The records below are to be copied exactly, with their pictures left out.

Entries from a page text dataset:
+---+

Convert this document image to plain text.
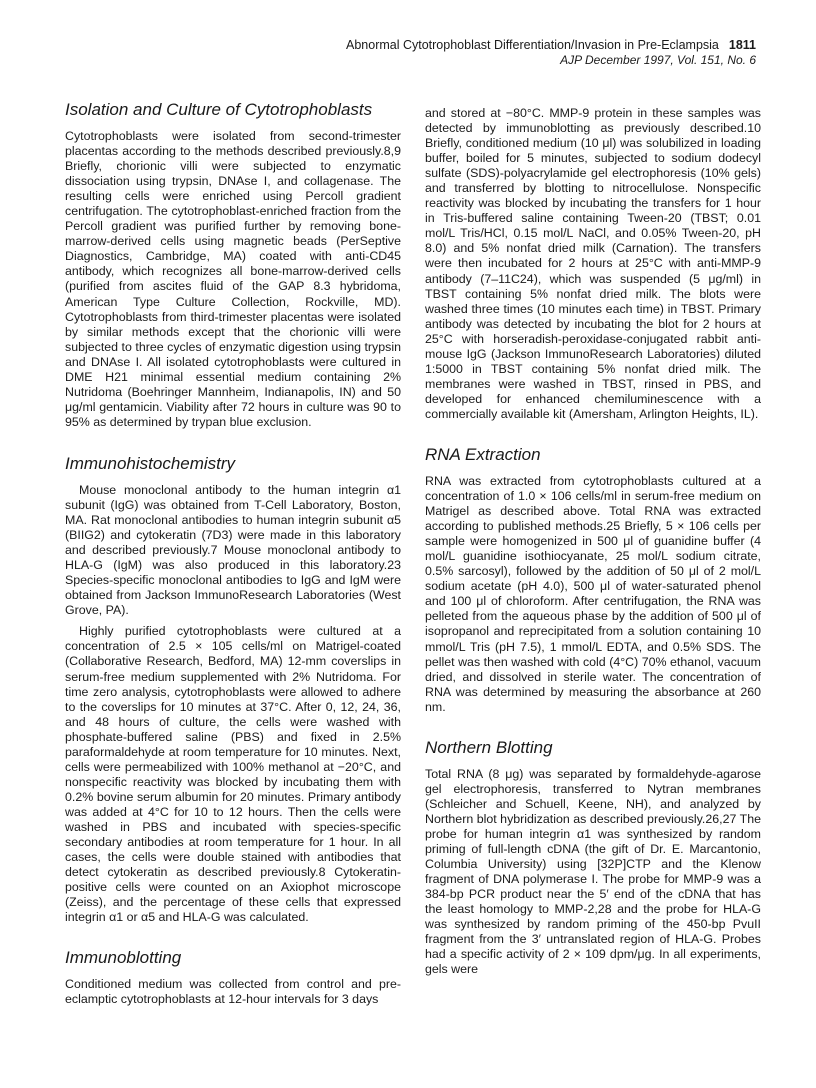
Abnormal Cytotrophoblast Differentiation/Invasion in Pre-Eclampsia 1811
AJP December 1997, Vol. 151, No. 6
Isolation and Culture of Cytotrophoblasts

Cytotrophoblasts were isolated from second-trimester placentas according to the methods described previously.8,9 Briefly, chorionic villi were subjected to enzymatic dissociation using trypsin, DNAse I, and collagenase. The resulting cells were enriched using Percoll gradient centrifugation. The cytotrophoblast-enriched fraction from the Percoll gradient was purified further by removing bone-marrow-derived cells using magnetic beads (PerSeptive Diagnostics, Cambridge, MA) coated with anti-CD45 antibody, which recognizes all bone-marrow-derived cells (purified from ascites fluid of the GAP 8.3 hybridoma, American Type Culture Collection, Rockville, MD). Cytotrophoblasts from third-trimester placentas were isolated by similar methods except that the chorionic villi were subjected to three cycles of enzymatic digestion using trypsin and DNAse I. All isolated cytotrophoblasts were cultured in DME H21 minimal essential medium containing 2% Nutridoma (Boehringer Mannheim, Indianapolis, IN) and 50 μg/ml gentamicin. Viability after 72 hours in culture was 90 to 95% as determined by trypan blue exclusion.

Immunohistochemistry

Mouse monoclonal antibody to the human integrin α1 subunit (IgG) was obtained from T-Cell Laboratory, Boston, MA. Rat monoclonal antibodies to human integrin subunit α5 (BIIG2) and cytokeratin (7D3) were made in this laboratory and described previously.7 Mouse monoclonal antibody to HLA-G (IgM) was also produced in this laboratory.23 Species-specific monoclonal antibodies to IgG and IgM were obtained from Jackson ImmunoResearch Laboratories (West Grove, PA).

Highly purified cytotrophoblasts were cultured at a concentration of 2.5 × 105 cells/ml on Matrigel-coated (Collaborative Research, Bedford, MA) 12-mm coverslips in serum-free medium supplemented with 2% Nutridoma. For time zero analysis, cytotrophoblasts were allowed to adhere to the coverslips for 10 minutes at 37°C. After 0, 12, 24, 36, and 48 hours of culture, the cells were washed with phosphate-buffered saline (PBS) and fixed in 2.5% paraformaldehyde at room temperature for 10 minutes. Next, cells were permeabilized with 100% methanol at −20°C, and nonspecific reactivity was blocked by incubating them with 0.2% bovine serum albumin for 20 minutes. Primary antibody was added at 4°C for 10 to 12 hours. Then the cells were washed in PBS and incubated with species-specific secondary antibodies at room temperature for 1 hour. In all cases, the cells were double stained with antibodies that detect cytokeratin as described previously.8 Cytokeratin-positive cells were counted on an Axiophot microscope (Zeiss), and the percentage of these cells that expressed integrin α1 or α5 and HLA-G was calculated.

Immunoblotting

Conditioned medium was collected from control and pre-eclamptic cytotrophoblasts at 12-hour intervals for 3 days

and stored at −80°C. MMP-9 protein in these samples was detected by immunoblotting as previously described.10 Briefly, conditioned medium (10 μl) was solubilized in loading buffer, boiled for 5 minutes, subjected to sodium dodecyl sulfate (SDS)-polyacrylamide gel electrophoresis (10% gels) and transferred by blotting to nitrocellulose. Nonspecific reactivity was blocked by incubating the transfers for 1 hour in Tris-buffered saline containing Tween-20 (TBST; 0.01 mol/L Tris/HCl, 0.15 mol/L NaCl, and 0.05% Tween-20, pH 8.0) and 5% nonfat dried milk (Carnation). The transfers were then incubated for 2 hours at 25°C with anti-MMP-9 antibody (7–11C24), which was suspended (5 μg/ml) in TBST containing 5% nonfat dried milk. The blots were washed three times (10 minutes each time) in TBST. Primary antibody was detected by incubating the blot for 2 hours at 25°C with horseradish-peroxidase-conjugated rabbit anti-mouse IgG (Jackson ImmunoResearch Laboratories) diluted 1:5000 in TBST containing 5% nonfat dried milk. The membranes were washed in TBST, rinsed in PBS, and developed for enhanced chemiluminescence with a commercially available kit (Amersham, Arlington Heights, IL).

RNA Extraction

RNA was extracted from cytotrophoblasts cultured at a concentration of 1.0 × 106 cells/ml in serum-free medium on Matrigel as described above. Total RNA was extracted according to published methods.25 Briefly, 5 × 106 cells per sample were homogenized in 500 μl of guanidine buffer (4 mol/L guanidine isothiocyanate, 25 mol/L sodium citrate, 0.5% sarcosyl), followed by the addition of 50 μl of 2 mol/L sodium acetate (pH 4.0), 500 μl of water-saturated phenol and 100 μl of chloroform. After centrifugation, the RNA was pelleted from the aqueous phase by the addition of 500 μl of isopropanol and reprecipitated from a solution containing 10 mmol/L Tris (pH 7.5), 1 mmol/L EDTA, and 0.5% SDS. The pellet was then washed with cold (4°C) 70% ethanol, vacuum dried, and dissolved in sterile water. The concentration of RNA was determined by measuring the absorbance at 260 nm.

Northern Blotting

Total RNA (8 μg) was separated by formaldehyde-agarose gel electrophoresis, transferred to Nytran membranes (Schleicher and Schuell, Keene, NH), and analyzed by Northern blot hybridization as described previously.26,27 The probe for human integrin α1 was synthesized by random priming of full-length cDNA (the gift of Dr. E. Marcantonio, Columbia University) using [32P]CTP and the Klenow fragment of DNA polymerase I. The probe for MMP-9 was a 384-bp PCR product near the 5′ end of the cDNA that has the least homology to MMP-2,28 and the probe for HLA-G was synthesized by random priming of the 450-bp PvuII fragment from the 3′ untranslated region of HLA-G. Probes had a specific activity of 2 × 109 dpm/μg. In all experiments, gels were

+---+

§ Task solution
Convert this document image to plain text.
Abnormal Cytotrophoblast Differentiation/Invasion in Pre-Eclampsia 1811
AJP December 1997, Vol. 151, No. 6
Isolation and Culture of Cytotrophoblasts

Cytotrophoblasts were isolated from second-trimester placentas according to the methods described previously.8,9 Briefly, chorionic villi were subjected to enzymatic dissociation using trypsin, DNAse I, and collagenase. The resulting cells were enriched using Percoll gradient centrifugation. The cytotrophoblast-enriched fraction from the Percoll gradient was purified further by removing bone-marrow-derived cells using magnetic beads (PerSeptive Diagnostics, Cambridge, MA) coated with anti-CD45 antibody, which recognizes all bone-marrow-derived cells (purified from ascites fluid of the GAP 8.3 hybridoma, American Type Culture Collection, Rockville, MD). Cytotrophoblasts from third-trimester placentas were isolated by similar methods except that the chorionic villi were subjected to three cycles of enzymatic digestion using trypsin and DNAse I. All isolated cytotrophoblasts were cultured in DME H21 minimal essential medium containing 2% Nutridoma (Boehringer Mannheim, Indianapolis, IN) and 50 μg/ml gentamicin. Viability after 72 hours in culture was 90 to 95% as determined by trypan blue exclusion.

Immunohistochemistry

Mouse monoclonal antibody to the human integrin α1 subunit (IgG) was obtained from T-Cell Laboratory, Boston, MA. Rat monoclonal antibodies to human integrin subunit α5 (BIIG2) and cytokeratin (7D3) were made in this laboratory and described previously.7 Mouse monoclonal antibody to HLA-G (IgM) was also produced in this laboratory.23 Species-specific monoclonal antibodies to IgG and IgM were obtained from Jackson ImmunoResearch Laboratories (West Grove, PA).

Highly purified cytotrophoblasts were cultured at a concentration of 2.5 × 105 cells/ml on Matrigel-coated (Collaborative Research, Bedford, MA) 12-mm coverslips in serum-free medium supplemented with 2% Nutridoma. For time zero analysis, cytotrophoblasts were allowed to adhere to the coverslips for 10 minutes at 37°C. After 0, 12, 24, 36, and 48 hours of culture, the cells were washed with phosphate-buffered saline (PBS) and fixed in 2.5% paraformaldehyde at room temperature for 10 minutes. Next, cells were permeabilized with 100% methanol at −20°C, and nonspecific reactivity was blocked by incubating them with 0.2% bovine serum albumin for 20 minutes. Primary antibody was added at 4°C for 10 to 12 hours. Then the cells were washed in PBS and incubated with species-specific secondary antibodies at room temperature for 1 hour. In all cases, the cells were double stained with antibodies that detect cytokeratin as described previously.8 Cytokeratin-positive cells were counted on an Axiophot microscope (Zeiss), and the percentage of these cells that expressed integrin α1 or α5 and HLA-G was calculated.

Immunoblotting

Conditioned medium was collected from control and pre-eclamptic cytotrophoblasts at 12-hour intervals for 3 days

and stored at −80°C. MMP-9 protein in these samples was detected by immunoblotting as previously described.10 Briefly, conditioned medium (10 μl) was solubilized in loading buffer, boiled for 5 minutes, subjected to sodium dodecyl sulfate (SDS)-polyacrylamide gel electrophoresis (10% gels) and transferred by blotting to nitrocellulose. Nonspecific reactivity was blocked by incubating the transfers for 1 hour in Tris-buffered saline containing Tween-20 (TBST; 0.01 mol/L Tris/HCl, 0.15 mol/L NaCl, and 0.05% Tween-20, pH 8.0) and 5% nonfat dried milk (Carnation). The transfers were then incubated for 2 hours at 25°C with anti-MMP-9 antibody (7–11C24), which was suspended (5 μg/ml) in TBST containing 5% nonfat dried milk. The blots were washed three times (10 minutes each time) in TBST. Primary antibody was detected by incubating the blot for 2 hours at 25°C with horseradish-peroxidase-conjugated rabbit anti-mouse IgG (Jackson ImmunoResearch Laboratories) diluted 1:5000 in TBST containing 5% nonfat dried milk. The membranes were washed in TBST, rinsed in PBS, and developed for enhanced chemiluminescence with a commercially available kit (Amersham, Arlington Heights, IL).

RNA Extraction

RNA was extracted from cytotrophoblasts cultured at a concentration of 1.0 × 106 cells/ml in serum-free medium on Matrigel as described above. Total RNA was extracted according to published methods.25 Briefly, 5 × 106 cells per sample were homogenized in 500 μl of guanidine buffer (4 mol/L guanidine isothiocyanate, 25 mol/L sodium citrate, 0.5% sarcosyl), followed by the addition of 50 μl of 2 mol/L sodium acetate (pH 4.0), 500 μl of water-saturated phenol and 100 μl of chloroform. After centrifugation, the RNA was pelleted from the aqueous phase by the addition of 500 μl of isopropanol and reprecipitated from a solution containing 10 mmol/L Tris (pH 7.5), 1 mmol/L EDTA, and 0.5% SDS. The pellet was then washed with cold (4°C) 70% ethanol, vacuum dried, and dissolved in sterile water. The concentration of RNA was determined by measuring the absorbance at 260 nm.

Northern Blotting

Total RNA (8 μg) was separated by formaldehyde-agarose gel electrophoresis, transferred to Nytran membranes (Schleicher and Schuell, Keene, NH), and analyzed by Northern blot hybridization as described previously.26,27 The probe for human integrin α1 was synthesized by random priming of full-length cDNA (the gift of Dr. E. Marcantonio, Columbia University) using [32P]CTP and the Klenow fragment of DNA polymerase I. The probe for MMP-9 was a 384-bp PCR product near the 5′ end of the cDNA that has the least homology to MMP-2,28 and the probe for HLA-G was synthesized by random priming of the 450-bp PvuII fragment from the 3′ untranslated region of HLA-G. Probes had a specific activity of 2 × 109 dpm/μg. In all experiments, gels were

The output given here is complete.